**PROBLEM DESCRIPTION:** Write each record again exactly as it stands.

(Data records)
##############################

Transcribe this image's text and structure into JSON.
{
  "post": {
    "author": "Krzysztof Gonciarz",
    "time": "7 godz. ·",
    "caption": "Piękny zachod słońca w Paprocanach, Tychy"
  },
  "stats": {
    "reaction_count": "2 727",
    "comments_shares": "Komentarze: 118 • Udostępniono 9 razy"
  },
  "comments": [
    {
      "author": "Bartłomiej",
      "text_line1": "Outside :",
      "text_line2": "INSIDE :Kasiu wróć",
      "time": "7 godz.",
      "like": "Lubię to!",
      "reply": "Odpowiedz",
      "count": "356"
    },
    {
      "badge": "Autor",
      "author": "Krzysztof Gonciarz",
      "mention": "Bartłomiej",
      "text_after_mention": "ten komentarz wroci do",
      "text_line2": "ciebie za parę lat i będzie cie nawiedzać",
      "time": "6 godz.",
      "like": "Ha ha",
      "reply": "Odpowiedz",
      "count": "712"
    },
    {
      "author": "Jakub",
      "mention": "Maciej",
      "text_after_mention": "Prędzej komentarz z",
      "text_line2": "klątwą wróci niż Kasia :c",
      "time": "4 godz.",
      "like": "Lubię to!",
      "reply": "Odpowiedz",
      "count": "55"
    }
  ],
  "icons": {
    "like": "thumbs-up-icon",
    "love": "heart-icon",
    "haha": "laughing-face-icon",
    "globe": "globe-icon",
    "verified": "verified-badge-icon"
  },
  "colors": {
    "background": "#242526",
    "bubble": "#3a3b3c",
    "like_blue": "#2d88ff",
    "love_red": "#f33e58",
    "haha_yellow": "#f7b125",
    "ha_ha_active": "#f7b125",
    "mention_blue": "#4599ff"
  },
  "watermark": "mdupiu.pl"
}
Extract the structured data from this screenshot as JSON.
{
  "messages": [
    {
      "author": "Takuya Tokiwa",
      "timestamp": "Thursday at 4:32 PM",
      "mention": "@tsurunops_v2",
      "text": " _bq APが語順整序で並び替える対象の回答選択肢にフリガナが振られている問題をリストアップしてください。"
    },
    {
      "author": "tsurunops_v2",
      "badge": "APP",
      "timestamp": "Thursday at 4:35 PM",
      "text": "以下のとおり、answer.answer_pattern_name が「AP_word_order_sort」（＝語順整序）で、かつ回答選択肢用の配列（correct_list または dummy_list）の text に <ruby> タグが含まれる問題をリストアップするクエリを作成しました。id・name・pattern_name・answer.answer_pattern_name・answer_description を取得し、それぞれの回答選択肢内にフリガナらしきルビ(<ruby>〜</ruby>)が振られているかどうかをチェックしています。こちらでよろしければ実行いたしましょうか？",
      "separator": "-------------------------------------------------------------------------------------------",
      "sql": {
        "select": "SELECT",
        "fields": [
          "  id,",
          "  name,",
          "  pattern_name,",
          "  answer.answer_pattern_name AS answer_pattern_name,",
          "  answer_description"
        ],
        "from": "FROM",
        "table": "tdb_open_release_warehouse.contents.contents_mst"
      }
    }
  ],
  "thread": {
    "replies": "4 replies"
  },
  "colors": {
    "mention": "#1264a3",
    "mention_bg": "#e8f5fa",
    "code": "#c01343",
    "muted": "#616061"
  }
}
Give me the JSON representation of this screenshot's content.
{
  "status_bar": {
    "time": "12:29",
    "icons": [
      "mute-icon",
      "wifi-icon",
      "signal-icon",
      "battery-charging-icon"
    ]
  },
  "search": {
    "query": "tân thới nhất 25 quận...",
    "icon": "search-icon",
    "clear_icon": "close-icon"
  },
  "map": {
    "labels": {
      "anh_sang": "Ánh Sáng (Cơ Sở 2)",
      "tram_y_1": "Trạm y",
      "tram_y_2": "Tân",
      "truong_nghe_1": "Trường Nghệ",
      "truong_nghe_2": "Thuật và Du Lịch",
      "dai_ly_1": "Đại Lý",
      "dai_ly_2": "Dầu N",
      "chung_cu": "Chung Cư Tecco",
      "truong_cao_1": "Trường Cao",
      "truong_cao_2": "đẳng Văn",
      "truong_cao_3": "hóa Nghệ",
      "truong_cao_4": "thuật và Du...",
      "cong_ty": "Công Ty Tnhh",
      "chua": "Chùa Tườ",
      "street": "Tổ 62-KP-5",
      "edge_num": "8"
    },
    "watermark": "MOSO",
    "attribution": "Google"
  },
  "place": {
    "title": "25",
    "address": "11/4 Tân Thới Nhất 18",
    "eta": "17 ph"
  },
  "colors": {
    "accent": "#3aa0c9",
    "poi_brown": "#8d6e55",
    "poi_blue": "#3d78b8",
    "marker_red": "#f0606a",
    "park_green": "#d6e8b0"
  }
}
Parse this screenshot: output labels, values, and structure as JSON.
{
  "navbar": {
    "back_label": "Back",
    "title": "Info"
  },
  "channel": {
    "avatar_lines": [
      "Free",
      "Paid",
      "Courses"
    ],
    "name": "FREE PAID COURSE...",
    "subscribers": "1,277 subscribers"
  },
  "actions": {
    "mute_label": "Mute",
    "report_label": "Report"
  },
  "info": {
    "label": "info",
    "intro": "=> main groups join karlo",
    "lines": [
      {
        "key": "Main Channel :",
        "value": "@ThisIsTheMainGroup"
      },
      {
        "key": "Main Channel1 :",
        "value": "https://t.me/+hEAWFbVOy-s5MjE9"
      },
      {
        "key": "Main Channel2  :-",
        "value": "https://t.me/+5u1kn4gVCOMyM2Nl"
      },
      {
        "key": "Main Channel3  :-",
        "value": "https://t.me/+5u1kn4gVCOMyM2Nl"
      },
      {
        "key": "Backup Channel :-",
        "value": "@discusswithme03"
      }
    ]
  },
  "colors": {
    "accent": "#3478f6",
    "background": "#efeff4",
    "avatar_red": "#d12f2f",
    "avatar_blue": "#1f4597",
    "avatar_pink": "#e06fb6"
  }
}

##############################

**EXPECTED ANSWER:**
Transcribe this image's text and structure into JSON.
{
  "post": {
    "author": "Krzysztof Gonciarz",
    "time": "7 godz. ·",
    "caption": "Piękny zachod słońca w Paprocanach, Tychy"
  },
  "stats": {
    "reaction_count": "2 727",
    "comments_shares": "Komentarze: 118 • Udostępniono 9 razy"
  },
  "comments": [
    {
      "author": "Bartłomiej",
      "text_line1": "Outside :",
      "text_line2": "INSIDE :Kasiu wróć",
      "time": "7 godz.",
      "like": "Lubię to!",
      "reply": "Odpowiedz",
      "count": "356"
    },
    {
      "badge": "Autor",
      "author": "Krzysztof Gonciarz",
      "mention": "Bartłomiej",
      "text_after_mention": "ten komentarz wroci do",
      "text_line2": "ciebie za parę lat i będzie cie nawiedzać",
      "time": "6 godz.",
      "like": "Ha ha",
      "reply": "Odpowiedz",
      "count": "712"
    },
    {
      "author": "Jakub",
      "mention": "Maciej",
      "text_after_mention": "Prędzej komentarz z",
      "text_line2": "klątwą wróci niż Kasia :c",
      "time": "4 godz.",
      "like": "Lubię to!",
      "reply": "Odpowiedz",
      "count": "55"
    }
  ],
  "icons": {
    "like": "thumbs-up-icon",
    "love": "heart-icon",
    "haha": "laughing-face-icon",
    "globe": "globe-icon",
    "verified": "verified-badge-icon"
  },
  "colors": {
    "background": "#242526",
    "bubble": "#3a3b3c",
    "like_blue": "#2d88ff",
    "love_red": "#f33e58",
    "haha_yellow": "#f7b125",
    "ha_ha_active": "#f7b125",
    "mention_blue": "#4599ff"
  },
  "watermark": "mdupiu.pl"
}
Extract the structured data from this screenshot as JSON.
{
  "messages": [
    {
      "author": "Takuya Tokiwa",
      "timestamp": "Thursday at 4:32 PM",
      "mention": "@tsurunops_v2",
      "text": " _bq APが語順整序で並び替える対象の回答選択肢にフリガナが振られている問題をリストアップしてください。"
    },
    {
      "author": "tsurunops_v2",
      "badge": "APP",
      "timestamp": "Thursday at 4:35 PM",
      "text": "以下のとおり、answer.answer_pattern_name が「AP_word_order_sort」（＝語順整序）で、かつ回答選択肢用の配列（correct_list または dummy_list）の text に <ruby> タグが含まれる問題をリストアップするクエリを作成しました。id・name・pattern_name・answer.answer_pattern_name・answer_description を取得し、それぞれの回答選択肢内にフリガナらしきルビ(<ruby>〜</ruby>)が振られているかどうかをチェックしています。こちらでよろしければ実行いたしましょうか？",
      "separator": "-------------------------------------------------------------------------------------------",
      "sql": {
        "select": "SELECT",
        "fields": [
          "  id,",
          "  name,",
          "  pattern_name,",
          "  answer.answer_pattern_name AS answer_pattern_name,",
          "  answer_description"
        ],
        "from": "FROM",
        "table": "tdb_open_release_warehouse.contents.contents_mst"
      }
    }
  ],
  "thread": {
    "replies": "4 replies"
  },
  "colors": {
    "mention": "#1264a3",
    "mention_bg": "#e8f5fa",
    "code": "#c01343",
    "muted": "#616061"
  }
}
Give me the JSON representation of this screenshot's content.
{
  "status_bar": {
    "time": "12:29",
    "icons": [
      "mute-icon",
      "wifi-icon",
      "signal-icon",
      "battery-charging-icon"
    ]
  },
  "search": {
    "query": "tân thới nhất 25 quận...",
    "icon": "search-icon",
    "clear_icon": "close-icon"
  },
  "map": {
    "labels": {
      "anh_sang": "Ánh Sáng (Cơ Sở 2)",
      "tram_y_1": "Trạm y",
      "tram_y_2": "Tân",
      "truong_nghe_1": "Trường Nghệ",
      "truong_nghe_2": "Thuật và Du Lịch",
      "dai_ly_1": "Đại Lý",
      "dai_ly_2": "Dầu N",
      "chung_cu": "Chung Cư Tecco",
      "truong_cao_1": "Trường Cao",
      "truong_cao_2": "đẳng Văn",
      "truong_cao_3": "hóa Nghệ",
      "truong_cao_4": "thuật và Du...",
      "cong_ty": "Công Ty Tnhh",
      "chua": "Chùa Tườ",
      "street": "Tổ 62-KP-5",
      "edge_num": "8"
    },
    "watermark": "MOSO",
    "attribution": "Google"
  },
  "place": {
    "title": "25",
    "address": "11/4 Tân Thới Nhất 18",
    "eta": "17 ph"
  },
  "colors": {
    "accent": "#3aa0c9",
    "poi_brown": "#8d6e55",
    "poi_blue": "#3d78b8",
    "marker_red": "#f0606a",
    "park_green": "#d6e8b0"
  }
}
Parse this screenshot: output labels, values, and structure as JSON.
{
  "navbar": {
    "back_label": "Back",
    "title": "Info"
  },
  "channel": {
    "avatar_lines": [
      "Free",
      "Paid",
      "Courses"
    ],
    "name": "FREE PAID COURSE...",
    "subscribers": "1,277 subscribers"
  },
  "actions": {
    "mute_label": "Mute",
    "report_label": "Report"
  },
  "info": {
    "label": "info",
    "intro": "=> main groups join karlo",
    "lines": [
      {
        "key": "Main Channel :",
        "value": "@ThisIsTheMainGroup"
      },
      {
        "key": "Main Channel1 :",
        "value": "https://t.me/+hEAWFbVOy-s5MjE9"
      },
      {
        "key": "Main Channel2  :-",
        "value": "https://t.me/+5u1kn4gVCOMyM2Nl"
      },
      {
        "key": "Main Channel3  :-",
        "value": "https://t.me/+5u1kn4gVCOMyM2Nl"
      },
      {
        "key": "Backup Channel :-",
        "value": "@discusswithme03"
      }
    ]
  },
  "colors": {
    "accent": "#3478f6",
    "background": "#efeff4",
    "avatar_red": "#d12f2f",
    "avatar_blue": "#1f4597",
    "avatar_pink": "#e06fb6"
  }
}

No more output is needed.